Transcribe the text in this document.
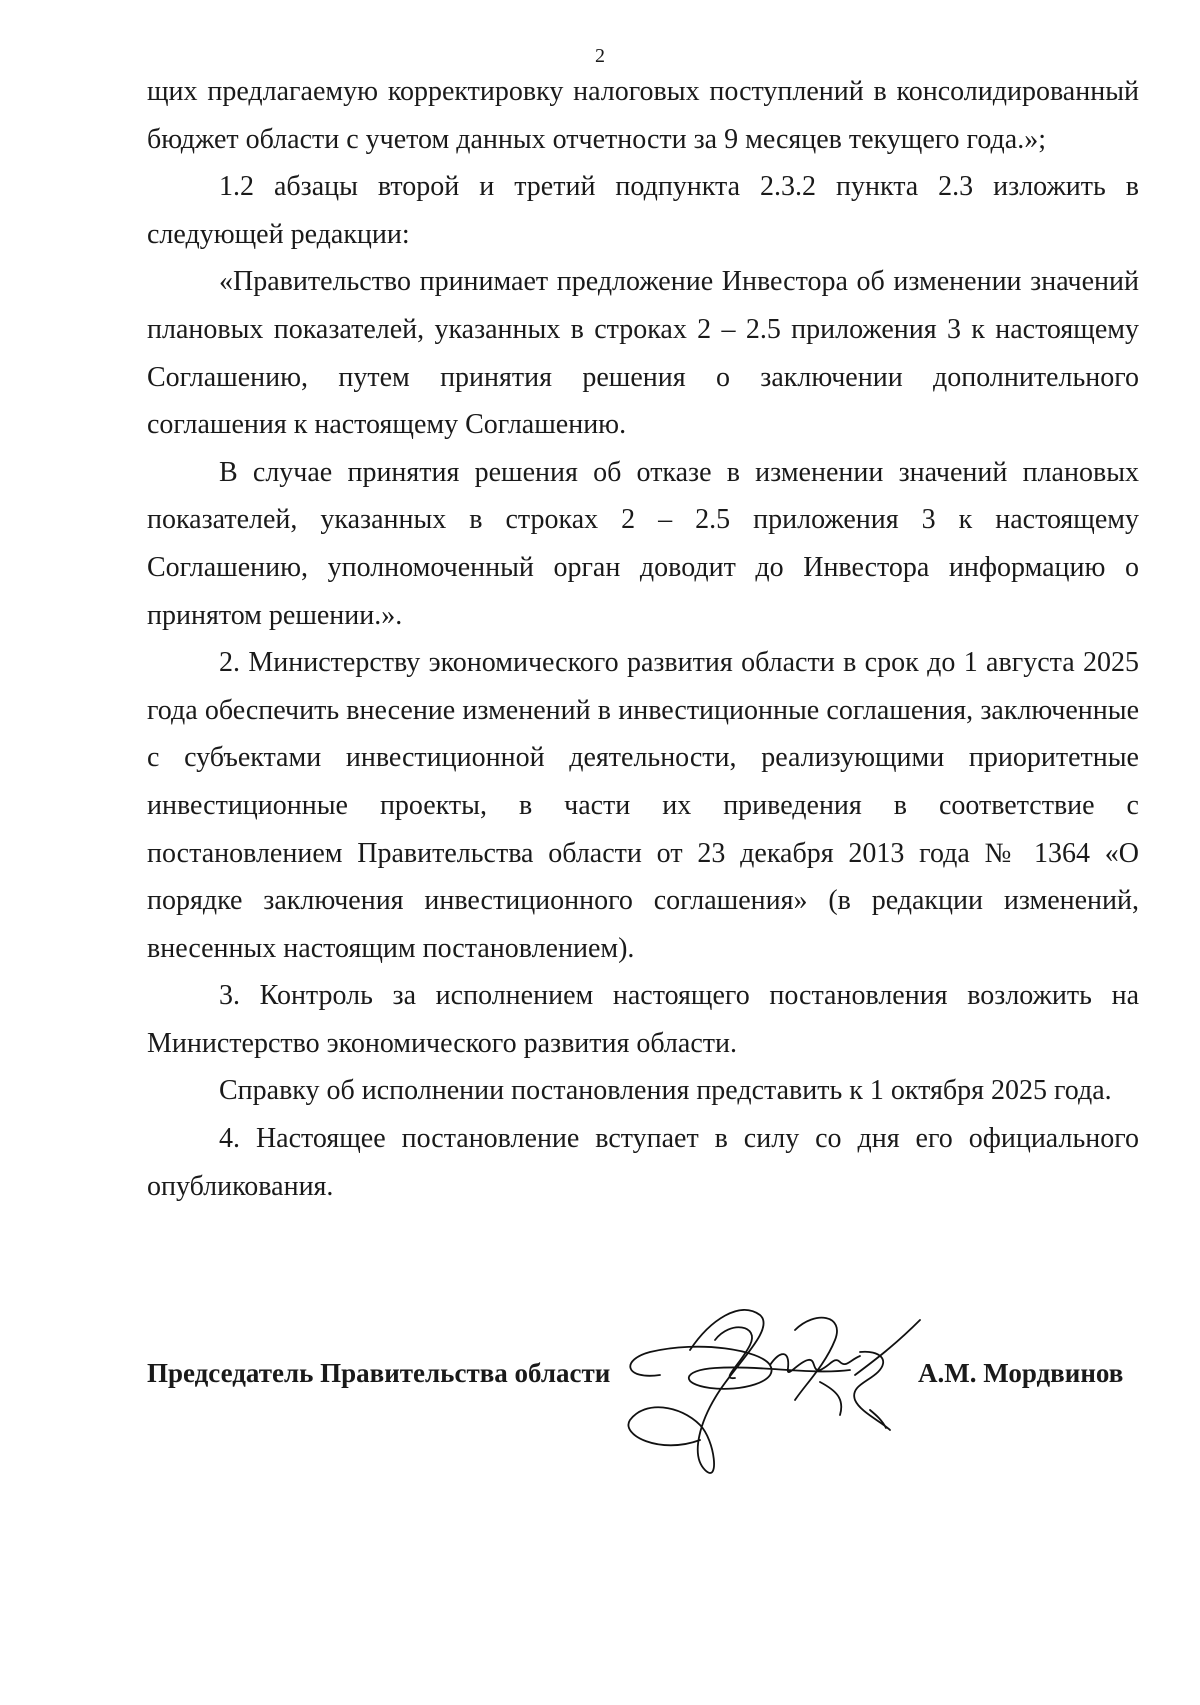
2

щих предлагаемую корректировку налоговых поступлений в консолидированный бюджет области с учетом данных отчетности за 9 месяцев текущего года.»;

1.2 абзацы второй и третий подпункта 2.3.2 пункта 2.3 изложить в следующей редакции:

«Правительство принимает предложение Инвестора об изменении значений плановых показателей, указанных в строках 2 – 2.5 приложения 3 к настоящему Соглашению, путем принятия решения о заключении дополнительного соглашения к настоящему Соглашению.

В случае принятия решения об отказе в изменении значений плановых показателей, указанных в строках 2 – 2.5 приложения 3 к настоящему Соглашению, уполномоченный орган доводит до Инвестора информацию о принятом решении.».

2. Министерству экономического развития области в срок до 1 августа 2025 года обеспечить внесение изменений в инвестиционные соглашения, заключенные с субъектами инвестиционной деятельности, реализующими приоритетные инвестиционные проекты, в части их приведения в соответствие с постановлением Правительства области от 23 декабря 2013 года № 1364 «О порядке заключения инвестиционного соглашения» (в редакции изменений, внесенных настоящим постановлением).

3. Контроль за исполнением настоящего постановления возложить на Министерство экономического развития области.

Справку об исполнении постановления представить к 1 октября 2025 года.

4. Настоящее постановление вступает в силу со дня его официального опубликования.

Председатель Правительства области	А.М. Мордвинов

Description of the task >> Gather each line from the entries above that includes the word "приложения".

Final result >>
«Правительство принимает предложение Инвестора об изменении значений плановых показателей, указанных в строках 2 – 2.5 приложения 3 к настоящему Соглашению, путем принятия решения о заключении дополнительного соглашения к настоящему Соглашению.
В случае принятия решения об отказе в изменении значений плановых показателей, указанных в строках 2 – 2.5 приложения 3 к настоящему Соглашению, уполномоченный орган доводит до Инвестора информацию о принятом решении.».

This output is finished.